Task to complete: Starting at the line below that contains "Extract all readable text from this page.", print each line through the end of the records exactly as it appears.

Records shown:
_____

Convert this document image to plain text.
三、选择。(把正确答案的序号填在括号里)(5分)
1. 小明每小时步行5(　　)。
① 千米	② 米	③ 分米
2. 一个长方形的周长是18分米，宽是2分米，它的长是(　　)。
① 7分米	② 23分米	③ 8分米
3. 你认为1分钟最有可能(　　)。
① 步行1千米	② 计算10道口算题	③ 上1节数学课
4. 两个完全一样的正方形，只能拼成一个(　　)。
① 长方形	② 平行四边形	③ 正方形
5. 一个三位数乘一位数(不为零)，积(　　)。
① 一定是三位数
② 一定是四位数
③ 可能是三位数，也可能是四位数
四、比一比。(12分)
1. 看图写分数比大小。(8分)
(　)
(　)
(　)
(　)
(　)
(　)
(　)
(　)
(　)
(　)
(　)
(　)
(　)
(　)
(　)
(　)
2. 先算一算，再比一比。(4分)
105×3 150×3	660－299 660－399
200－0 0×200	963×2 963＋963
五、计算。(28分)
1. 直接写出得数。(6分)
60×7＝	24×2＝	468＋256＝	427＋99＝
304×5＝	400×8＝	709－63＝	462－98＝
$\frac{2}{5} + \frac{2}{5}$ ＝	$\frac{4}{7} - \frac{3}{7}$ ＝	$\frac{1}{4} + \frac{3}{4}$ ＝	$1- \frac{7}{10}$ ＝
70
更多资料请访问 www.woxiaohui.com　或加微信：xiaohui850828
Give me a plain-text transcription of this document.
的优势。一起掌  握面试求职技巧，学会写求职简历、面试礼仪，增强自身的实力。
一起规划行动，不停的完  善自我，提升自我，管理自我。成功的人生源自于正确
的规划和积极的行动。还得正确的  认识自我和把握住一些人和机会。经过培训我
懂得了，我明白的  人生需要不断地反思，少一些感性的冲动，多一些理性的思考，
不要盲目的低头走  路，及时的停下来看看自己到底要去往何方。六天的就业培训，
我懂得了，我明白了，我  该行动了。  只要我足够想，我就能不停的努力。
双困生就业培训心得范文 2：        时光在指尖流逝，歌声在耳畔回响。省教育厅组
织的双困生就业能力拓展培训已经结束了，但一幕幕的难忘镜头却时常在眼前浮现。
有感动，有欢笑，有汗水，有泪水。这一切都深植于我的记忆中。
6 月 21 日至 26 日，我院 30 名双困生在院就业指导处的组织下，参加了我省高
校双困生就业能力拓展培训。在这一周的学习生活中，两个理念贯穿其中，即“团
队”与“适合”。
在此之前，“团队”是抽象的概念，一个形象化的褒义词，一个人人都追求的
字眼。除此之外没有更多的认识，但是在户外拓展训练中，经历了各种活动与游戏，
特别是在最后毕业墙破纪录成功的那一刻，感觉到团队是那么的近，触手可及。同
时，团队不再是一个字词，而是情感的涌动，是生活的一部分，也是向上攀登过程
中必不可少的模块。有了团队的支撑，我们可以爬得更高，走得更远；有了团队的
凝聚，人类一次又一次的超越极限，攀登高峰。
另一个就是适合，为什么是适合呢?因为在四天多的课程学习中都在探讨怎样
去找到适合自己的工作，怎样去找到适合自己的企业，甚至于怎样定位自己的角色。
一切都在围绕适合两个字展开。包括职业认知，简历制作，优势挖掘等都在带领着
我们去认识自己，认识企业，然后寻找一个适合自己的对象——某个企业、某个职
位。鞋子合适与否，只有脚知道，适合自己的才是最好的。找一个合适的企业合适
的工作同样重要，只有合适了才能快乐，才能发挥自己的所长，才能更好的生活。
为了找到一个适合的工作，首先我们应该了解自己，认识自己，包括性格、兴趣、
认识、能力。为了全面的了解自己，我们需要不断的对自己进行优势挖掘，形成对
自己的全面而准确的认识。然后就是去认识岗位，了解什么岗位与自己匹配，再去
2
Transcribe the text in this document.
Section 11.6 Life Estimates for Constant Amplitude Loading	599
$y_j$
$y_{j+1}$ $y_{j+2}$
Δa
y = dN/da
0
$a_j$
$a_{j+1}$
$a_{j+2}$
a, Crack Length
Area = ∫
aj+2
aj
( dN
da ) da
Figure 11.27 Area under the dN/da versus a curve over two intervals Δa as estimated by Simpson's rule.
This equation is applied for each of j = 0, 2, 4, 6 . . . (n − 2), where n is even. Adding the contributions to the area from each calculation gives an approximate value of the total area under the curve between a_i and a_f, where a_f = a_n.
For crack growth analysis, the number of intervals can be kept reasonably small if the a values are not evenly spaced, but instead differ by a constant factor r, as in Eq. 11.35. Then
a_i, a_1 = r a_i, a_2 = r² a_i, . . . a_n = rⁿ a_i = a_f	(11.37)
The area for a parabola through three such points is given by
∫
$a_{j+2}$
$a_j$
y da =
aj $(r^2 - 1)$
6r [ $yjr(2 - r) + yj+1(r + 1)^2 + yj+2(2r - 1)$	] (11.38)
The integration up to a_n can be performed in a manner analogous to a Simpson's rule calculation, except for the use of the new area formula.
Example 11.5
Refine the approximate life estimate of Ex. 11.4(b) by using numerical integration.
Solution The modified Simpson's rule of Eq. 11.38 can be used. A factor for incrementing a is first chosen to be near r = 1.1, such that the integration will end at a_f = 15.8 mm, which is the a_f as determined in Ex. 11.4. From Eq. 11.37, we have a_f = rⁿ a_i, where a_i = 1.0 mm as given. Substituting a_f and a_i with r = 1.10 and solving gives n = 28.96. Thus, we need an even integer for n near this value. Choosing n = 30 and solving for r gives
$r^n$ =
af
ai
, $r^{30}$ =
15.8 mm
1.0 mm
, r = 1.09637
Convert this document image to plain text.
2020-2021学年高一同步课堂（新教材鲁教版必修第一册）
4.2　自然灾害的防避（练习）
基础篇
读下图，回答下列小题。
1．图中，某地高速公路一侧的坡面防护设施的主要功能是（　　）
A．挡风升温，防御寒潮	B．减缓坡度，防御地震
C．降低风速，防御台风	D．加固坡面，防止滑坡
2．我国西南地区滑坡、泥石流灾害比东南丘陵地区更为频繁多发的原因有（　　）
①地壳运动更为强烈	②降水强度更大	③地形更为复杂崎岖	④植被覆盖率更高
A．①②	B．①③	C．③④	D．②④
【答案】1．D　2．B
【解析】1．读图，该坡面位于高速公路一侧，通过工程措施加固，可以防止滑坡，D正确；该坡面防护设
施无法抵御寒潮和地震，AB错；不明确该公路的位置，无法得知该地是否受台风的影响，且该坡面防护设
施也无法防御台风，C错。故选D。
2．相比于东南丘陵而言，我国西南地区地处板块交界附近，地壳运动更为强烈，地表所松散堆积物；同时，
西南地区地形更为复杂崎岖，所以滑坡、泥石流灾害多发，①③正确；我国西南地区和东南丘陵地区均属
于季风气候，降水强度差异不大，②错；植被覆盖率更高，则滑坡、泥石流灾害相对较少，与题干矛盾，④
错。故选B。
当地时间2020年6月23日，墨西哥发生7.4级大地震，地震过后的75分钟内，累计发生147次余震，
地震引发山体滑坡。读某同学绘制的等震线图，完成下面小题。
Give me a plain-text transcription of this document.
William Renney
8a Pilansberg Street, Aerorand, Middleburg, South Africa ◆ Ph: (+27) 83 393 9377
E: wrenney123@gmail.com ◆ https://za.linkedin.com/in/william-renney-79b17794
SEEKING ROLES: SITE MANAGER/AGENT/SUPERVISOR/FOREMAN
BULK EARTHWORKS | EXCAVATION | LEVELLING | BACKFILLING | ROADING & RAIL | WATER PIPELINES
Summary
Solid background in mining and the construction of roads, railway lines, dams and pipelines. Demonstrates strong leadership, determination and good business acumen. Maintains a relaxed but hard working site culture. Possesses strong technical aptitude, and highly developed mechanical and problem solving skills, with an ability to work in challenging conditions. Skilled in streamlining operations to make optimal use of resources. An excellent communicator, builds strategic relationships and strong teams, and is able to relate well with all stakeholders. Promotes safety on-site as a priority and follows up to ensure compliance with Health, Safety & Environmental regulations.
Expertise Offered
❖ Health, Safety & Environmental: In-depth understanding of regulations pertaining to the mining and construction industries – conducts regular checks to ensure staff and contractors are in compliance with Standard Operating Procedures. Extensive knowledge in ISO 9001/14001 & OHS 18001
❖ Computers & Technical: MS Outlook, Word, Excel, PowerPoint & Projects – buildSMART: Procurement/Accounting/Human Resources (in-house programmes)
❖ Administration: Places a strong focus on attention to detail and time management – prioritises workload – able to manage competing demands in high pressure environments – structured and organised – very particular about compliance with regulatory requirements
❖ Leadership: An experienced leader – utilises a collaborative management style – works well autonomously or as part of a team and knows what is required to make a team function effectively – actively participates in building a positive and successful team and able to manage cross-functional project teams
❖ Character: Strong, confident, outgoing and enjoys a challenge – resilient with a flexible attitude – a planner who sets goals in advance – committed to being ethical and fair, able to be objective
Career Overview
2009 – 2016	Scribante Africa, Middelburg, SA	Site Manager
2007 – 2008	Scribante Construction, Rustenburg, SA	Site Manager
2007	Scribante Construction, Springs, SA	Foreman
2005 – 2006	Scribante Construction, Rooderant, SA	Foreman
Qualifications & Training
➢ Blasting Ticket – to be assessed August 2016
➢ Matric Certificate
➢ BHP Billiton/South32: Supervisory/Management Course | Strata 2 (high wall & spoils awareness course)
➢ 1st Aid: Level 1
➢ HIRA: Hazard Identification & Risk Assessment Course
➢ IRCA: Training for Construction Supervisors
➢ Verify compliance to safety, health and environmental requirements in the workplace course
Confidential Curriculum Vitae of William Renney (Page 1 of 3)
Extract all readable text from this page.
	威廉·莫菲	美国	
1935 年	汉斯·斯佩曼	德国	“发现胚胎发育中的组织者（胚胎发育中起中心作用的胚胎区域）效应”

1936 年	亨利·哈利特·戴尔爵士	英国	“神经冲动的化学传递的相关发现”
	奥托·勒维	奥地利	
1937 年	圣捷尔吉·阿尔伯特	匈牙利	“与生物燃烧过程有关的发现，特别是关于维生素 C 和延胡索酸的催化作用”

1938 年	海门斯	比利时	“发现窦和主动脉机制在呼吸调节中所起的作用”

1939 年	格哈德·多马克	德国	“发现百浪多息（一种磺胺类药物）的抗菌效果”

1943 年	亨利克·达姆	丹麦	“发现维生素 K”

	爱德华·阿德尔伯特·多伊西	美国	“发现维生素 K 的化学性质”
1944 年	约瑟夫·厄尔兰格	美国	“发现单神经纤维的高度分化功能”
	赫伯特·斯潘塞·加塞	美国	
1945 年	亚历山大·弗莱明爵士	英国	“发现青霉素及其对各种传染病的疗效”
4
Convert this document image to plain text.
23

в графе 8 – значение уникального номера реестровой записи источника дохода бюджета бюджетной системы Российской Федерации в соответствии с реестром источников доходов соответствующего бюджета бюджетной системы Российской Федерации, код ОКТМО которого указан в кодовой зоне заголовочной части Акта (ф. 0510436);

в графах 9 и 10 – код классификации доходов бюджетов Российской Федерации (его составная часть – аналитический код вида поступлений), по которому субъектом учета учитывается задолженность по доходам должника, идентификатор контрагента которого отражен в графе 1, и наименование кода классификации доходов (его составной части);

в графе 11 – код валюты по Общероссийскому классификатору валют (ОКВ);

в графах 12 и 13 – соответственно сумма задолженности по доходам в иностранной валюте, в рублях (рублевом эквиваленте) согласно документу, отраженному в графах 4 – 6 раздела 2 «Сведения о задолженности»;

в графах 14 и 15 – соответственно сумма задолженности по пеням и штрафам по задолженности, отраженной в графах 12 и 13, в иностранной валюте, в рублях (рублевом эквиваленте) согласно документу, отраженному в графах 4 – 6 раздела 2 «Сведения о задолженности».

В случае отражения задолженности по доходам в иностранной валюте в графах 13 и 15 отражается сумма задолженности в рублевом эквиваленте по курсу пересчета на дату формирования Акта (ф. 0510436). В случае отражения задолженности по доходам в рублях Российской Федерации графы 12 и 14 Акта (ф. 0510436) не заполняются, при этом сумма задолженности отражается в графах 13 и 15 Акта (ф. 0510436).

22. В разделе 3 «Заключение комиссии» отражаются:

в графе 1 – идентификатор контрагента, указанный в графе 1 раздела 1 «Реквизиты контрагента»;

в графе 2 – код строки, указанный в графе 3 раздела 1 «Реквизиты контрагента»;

_____

Exercise output:
Extract all readable text from this page.
	威廉·莫菲	美国	
1935 年	汉斯·斯佩曼	德国	“发现胚胎发育中的组织者（胚胎发育中起中心作用的胚胎区域）效应”

1936 年	亨利·哈利特·戴尔爵士	英国	“神经冲动的化学传递的相关发现”
	奥托·勒维	奥地利	
1937 年	圣捷尔吉·阿尔伯特	匈牙利	“与生物燃烧过程有关的发现，特别是关于维生素 C 和延胡索酸的催化作用”

1938 年	海门斯	比利时	“发现窦和主动脉机制在呼吸调节中所起的作用”

1939 年	格哈德·多马克	德国	“发现百浪多息（一种磺胺类药物）的抗菌效果”

1943 年	亨利克·达姆	丹麦	“发现维生素 K”

	爱德华·阿德尔伯特·多伊西	美国	“发现维生素 K 的化学性质”
1944 年	约瑟夫·厄尔兰格	美国	“发现单神经纤维的高度分化功能”
	赫伯特·斯潘塞·加塞	美国	
1945 年	亚历山大·弗莱明爵士	英国	“发现青霉素及其对各种传染病的疗效”
4
Convert this document image to plain text.
23

в графе 8 – значение уникального номера реестровой записи источника дохода бюджета бюджетной системы Российской Федерации в соответствии с реестром источников доходов соответствующего бюджета бюджетной системы Российской Федерации, код ОКТМО которого указан в кодовой зоне заголовочной части Акта (ф. 0510436);

в графах 9 и 10 – код классификации доходов бюджетов Российской Федерации (его составная часть – аналитический код вида поступлений), по которому субъектом учета учитывается задолженность по доходам должника, идентификатор контрагента которого отражен в графе 1, и наименование кода классификации доходов (его составной части);

в графе 11 – код валюты по Общероссийскому классификатору валют (ОКВ);

в графах 12 и 13 – соответственно сумма задолженности по доходам в иностранной валюте, в рублях (рублевом эквиваленте) согласно документу, отраженному в графах 4 – 6 раздела 2 «Сведения о задолженности»;

в графах 14 и 15 – соответственно сумма задолженности по пеням и штрафам по задолженности, отраженной в графах 12 и 13, в иностранной валюте, в рублях (рублевом эквиваленте) согласно документу, отраженному в графах 4 – 6 раздела 2 «Сведения о задолженности».

В случае отражения задолженности по доходам в иностранной валюте в графах 13 и 15 отражается сумма задолженности в рублевом эквиваленте по курсу пересчета на дату формирования Акта (ф. 0510436). В случае отражения задолженности по доходам в рублях Российской Федерации графы 12 и 14 Акта (ф. 0510436) не заполняются, при этом сумма задолженности отражается в графах 13 и 15 Акта (ф. 0510436).

22. В разделе 3 «Заключение комиссии» отражаются:

в графе 1 – идентификатор контрагента, указанный в графе 1 раздела 1 «Реквизиты контрагента»;

в графе 2 – код строки, указанный в графе 3 раздела 1 «Реквизиты контрагента»;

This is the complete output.